Copy each line of the records that holds the string "Κοδριγκτῶνα".

===== Data section =====

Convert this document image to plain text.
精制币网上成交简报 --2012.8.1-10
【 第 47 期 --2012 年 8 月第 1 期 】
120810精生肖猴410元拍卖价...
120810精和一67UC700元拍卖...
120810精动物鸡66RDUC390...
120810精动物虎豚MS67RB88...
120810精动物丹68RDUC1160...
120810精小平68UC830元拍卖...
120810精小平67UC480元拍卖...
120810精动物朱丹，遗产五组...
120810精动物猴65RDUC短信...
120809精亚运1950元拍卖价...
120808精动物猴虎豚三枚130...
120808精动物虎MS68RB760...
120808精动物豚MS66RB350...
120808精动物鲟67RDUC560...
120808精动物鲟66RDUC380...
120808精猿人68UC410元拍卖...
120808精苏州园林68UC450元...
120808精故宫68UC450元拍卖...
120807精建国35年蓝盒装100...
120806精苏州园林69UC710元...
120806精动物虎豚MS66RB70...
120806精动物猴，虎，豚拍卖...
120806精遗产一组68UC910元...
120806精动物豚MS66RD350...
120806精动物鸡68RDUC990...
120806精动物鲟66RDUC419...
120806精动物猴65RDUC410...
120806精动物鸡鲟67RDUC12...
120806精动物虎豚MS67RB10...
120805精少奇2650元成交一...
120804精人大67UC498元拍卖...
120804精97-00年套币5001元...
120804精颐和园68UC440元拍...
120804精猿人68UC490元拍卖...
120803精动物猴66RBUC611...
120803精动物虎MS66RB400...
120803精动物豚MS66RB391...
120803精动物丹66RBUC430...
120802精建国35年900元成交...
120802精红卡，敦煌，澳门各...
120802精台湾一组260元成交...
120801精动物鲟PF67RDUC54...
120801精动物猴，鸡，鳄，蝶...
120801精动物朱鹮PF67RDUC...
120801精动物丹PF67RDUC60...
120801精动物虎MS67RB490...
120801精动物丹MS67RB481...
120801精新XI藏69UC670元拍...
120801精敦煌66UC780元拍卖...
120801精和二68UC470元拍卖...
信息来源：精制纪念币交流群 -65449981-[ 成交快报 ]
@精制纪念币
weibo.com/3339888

=====
===== Data section =====

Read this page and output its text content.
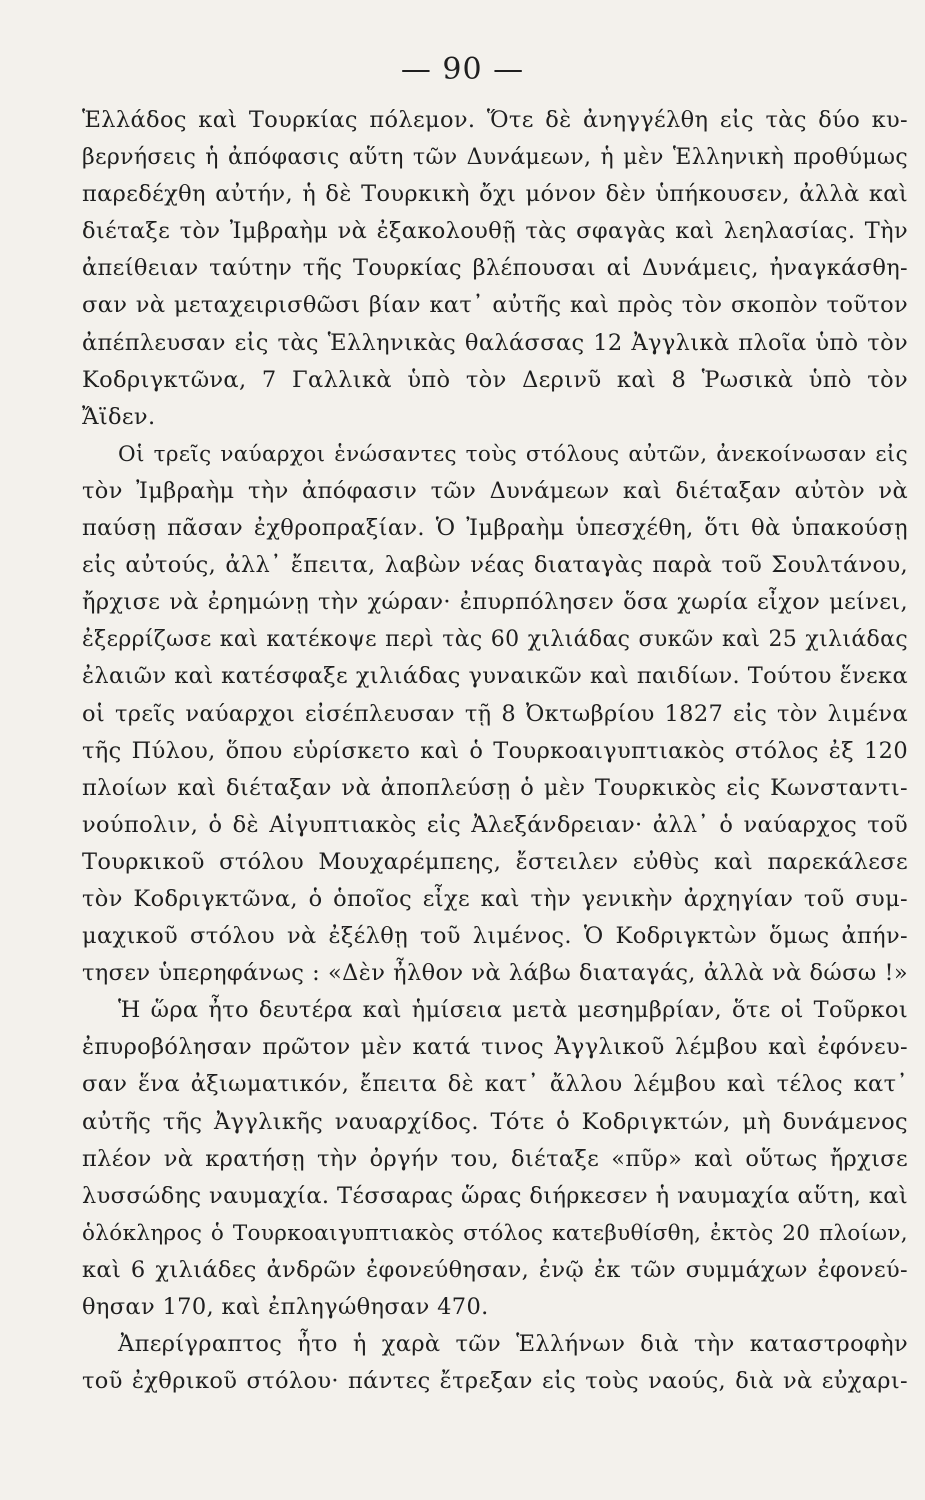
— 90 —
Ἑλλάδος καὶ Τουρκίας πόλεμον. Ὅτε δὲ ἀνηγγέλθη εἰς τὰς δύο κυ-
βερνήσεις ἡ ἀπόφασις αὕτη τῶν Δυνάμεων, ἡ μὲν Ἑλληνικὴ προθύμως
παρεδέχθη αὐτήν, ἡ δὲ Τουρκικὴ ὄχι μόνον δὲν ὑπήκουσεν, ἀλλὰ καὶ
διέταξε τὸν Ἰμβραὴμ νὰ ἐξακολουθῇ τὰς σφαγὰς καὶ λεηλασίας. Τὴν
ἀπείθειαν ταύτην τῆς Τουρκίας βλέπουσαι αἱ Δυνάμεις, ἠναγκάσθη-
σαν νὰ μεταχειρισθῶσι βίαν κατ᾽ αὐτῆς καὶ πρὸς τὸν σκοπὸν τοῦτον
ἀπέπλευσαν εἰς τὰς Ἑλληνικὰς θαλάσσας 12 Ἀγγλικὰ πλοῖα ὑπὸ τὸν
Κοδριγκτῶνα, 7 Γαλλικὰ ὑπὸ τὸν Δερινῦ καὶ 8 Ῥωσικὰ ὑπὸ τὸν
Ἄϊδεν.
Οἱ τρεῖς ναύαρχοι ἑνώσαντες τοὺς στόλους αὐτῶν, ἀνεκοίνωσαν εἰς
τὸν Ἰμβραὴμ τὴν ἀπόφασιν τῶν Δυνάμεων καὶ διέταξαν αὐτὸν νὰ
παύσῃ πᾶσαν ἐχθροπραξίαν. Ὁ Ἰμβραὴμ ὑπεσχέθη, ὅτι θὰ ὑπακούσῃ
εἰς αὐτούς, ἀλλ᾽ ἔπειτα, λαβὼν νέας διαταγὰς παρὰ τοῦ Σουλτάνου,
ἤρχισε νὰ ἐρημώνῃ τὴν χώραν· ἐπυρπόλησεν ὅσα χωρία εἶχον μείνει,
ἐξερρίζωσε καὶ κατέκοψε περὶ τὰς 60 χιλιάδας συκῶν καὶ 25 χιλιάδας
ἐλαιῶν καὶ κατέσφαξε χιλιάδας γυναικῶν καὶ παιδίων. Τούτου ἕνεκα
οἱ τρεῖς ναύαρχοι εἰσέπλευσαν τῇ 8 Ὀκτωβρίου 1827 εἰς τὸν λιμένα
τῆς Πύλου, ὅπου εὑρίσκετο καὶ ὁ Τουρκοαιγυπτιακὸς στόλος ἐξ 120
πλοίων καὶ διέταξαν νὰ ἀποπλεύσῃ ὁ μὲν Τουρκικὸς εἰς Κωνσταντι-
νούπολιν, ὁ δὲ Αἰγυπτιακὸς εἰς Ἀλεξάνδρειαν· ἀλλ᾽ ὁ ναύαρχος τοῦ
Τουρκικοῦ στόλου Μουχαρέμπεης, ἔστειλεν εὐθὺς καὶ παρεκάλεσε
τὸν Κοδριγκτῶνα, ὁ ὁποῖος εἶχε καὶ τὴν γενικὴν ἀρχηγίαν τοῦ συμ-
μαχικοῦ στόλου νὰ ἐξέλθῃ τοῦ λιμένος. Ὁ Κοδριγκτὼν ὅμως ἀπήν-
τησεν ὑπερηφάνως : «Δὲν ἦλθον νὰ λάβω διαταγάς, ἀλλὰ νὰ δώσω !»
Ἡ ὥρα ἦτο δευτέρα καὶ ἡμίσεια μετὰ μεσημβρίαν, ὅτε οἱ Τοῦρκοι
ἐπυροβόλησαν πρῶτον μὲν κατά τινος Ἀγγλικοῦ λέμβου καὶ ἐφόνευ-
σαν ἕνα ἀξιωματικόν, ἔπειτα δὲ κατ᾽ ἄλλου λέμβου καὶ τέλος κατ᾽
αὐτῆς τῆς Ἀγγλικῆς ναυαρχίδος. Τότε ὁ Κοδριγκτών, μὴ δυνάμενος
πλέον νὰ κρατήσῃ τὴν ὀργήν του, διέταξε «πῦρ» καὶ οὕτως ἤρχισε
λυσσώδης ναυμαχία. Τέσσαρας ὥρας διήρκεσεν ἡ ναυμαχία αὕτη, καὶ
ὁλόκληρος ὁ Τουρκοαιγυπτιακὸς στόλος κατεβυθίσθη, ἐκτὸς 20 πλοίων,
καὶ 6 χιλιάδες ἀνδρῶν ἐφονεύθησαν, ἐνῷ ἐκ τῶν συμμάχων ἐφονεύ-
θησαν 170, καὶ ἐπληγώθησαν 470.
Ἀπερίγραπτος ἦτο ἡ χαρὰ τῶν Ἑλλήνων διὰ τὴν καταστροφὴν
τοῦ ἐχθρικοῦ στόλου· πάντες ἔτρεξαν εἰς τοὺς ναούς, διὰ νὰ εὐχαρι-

=====

The result >>
Κοδριγκτῶνα, 7 Γαλλικὰ ὑπὸ τὸν Δερινῦ καὶ 8 Ῥωσικὰ ὑπὸ τὸν
τὸν Κοδριγκτῶνα, ὁ ὁποῖος εἶχε καὶ τὴν γενικὴν ἀρχηγίαν τοῦ συμ-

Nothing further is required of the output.